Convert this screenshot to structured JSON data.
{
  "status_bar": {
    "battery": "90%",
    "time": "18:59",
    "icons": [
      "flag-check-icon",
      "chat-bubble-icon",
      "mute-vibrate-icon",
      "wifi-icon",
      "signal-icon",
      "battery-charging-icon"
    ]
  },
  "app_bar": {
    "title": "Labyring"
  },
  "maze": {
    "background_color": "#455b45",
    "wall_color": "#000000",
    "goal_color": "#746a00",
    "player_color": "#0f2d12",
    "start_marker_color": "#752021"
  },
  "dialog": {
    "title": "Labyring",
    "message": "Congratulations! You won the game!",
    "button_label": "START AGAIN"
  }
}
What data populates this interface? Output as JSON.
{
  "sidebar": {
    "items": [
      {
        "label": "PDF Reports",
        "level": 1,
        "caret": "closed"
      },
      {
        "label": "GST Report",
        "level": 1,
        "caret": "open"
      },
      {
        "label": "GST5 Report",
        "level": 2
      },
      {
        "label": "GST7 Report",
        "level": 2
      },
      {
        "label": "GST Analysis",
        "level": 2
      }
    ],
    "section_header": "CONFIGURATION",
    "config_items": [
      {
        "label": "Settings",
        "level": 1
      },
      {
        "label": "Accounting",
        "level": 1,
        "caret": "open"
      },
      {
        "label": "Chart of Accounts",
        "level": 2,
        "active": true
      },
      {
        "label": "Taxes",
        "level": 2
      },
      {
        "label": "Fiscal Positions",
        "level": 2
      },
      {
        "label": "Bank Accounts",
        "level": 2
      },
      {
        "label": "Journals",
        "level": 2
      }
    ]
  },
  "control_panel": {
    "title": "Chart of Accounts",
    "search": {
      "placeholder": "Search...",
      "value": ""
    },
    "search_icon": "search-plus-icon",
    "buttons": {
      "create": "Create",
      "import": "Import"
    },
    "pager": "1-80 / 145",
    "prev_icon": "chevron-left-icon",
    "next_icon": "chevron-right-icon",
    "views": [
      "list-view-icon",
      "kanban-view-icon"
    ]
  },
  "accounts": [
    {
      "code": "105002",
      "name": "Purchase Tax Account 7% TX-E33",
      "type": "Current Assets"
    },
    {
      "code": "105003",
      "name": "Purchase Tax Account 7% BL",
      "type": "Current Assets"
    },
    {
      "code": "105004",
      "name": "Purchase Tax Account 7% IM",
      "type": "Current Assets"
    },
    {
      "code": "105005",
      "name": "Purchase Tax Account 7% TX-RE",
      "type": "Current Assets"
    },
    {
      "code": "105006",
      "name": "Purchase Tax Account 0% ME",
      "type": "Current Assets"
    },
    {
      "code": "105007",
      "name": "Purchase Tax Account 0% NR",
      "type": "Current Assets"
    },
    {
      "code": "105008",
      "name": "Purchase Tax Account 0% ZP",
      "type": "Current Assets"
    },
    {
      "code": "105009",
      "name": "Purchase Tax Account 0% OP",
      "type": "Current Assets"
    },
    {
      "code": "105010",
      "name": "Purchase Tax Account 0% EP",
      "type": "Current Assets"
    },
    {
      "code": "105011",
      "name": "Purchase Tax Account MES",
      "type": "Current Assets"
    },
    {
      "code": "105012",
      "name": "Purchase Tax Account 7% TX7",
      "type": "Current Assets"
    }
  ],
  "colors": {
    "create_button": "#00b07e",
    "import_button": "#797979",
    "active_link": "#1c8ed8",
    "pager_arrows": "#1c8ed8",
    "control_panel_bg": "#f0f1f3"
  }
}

**********

• **Set task**
Extract all lines that hold the word "code".

• **The response**
      "code": "105002",
      "code": "105003",
      "code": "105004",
      "code": "105005",
      "code": "105006",
      "code": "105007",
      "code": "105008",
      "code": "105009",
      "code": "105010",
      "code": "105011",
      "code": "105012",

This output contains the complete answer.